• _Stated problem_:
Answer with a single number: the count of lines that include the string "много".

>> begin

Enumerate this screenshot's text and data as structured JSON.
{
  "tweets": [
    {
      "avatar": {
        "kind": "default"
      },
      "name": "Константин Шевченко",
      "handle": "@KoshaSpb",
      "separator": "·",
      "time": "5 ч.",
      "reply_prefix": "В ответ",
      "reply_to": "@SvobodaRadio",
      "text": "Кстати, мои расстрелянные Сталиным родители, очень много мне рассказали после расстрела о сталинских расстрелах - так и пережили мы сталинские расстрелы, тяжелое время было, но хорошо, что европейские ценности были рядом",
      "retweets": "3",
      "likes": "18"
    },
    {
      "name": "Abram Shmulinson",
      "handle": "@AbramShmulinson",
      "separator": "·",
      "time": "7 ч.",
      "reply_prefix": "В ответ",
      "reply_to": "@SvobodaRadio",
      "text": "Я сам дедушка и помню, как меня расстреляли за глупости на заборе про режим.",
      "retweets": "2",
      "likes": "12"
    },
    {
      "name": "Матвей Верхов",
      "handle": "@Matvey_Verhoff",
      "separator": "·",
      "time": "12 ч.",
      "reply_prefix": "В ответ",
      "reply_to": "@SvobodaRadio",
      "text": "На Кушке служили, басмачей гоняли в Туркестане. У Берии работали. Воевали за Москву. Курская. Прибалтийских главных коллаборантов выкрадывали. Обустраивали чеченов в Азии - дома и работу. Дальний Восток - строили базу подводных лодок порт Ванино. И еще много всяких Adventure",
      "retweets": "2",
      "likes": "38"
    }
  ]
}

>> end

• _Full response_:
2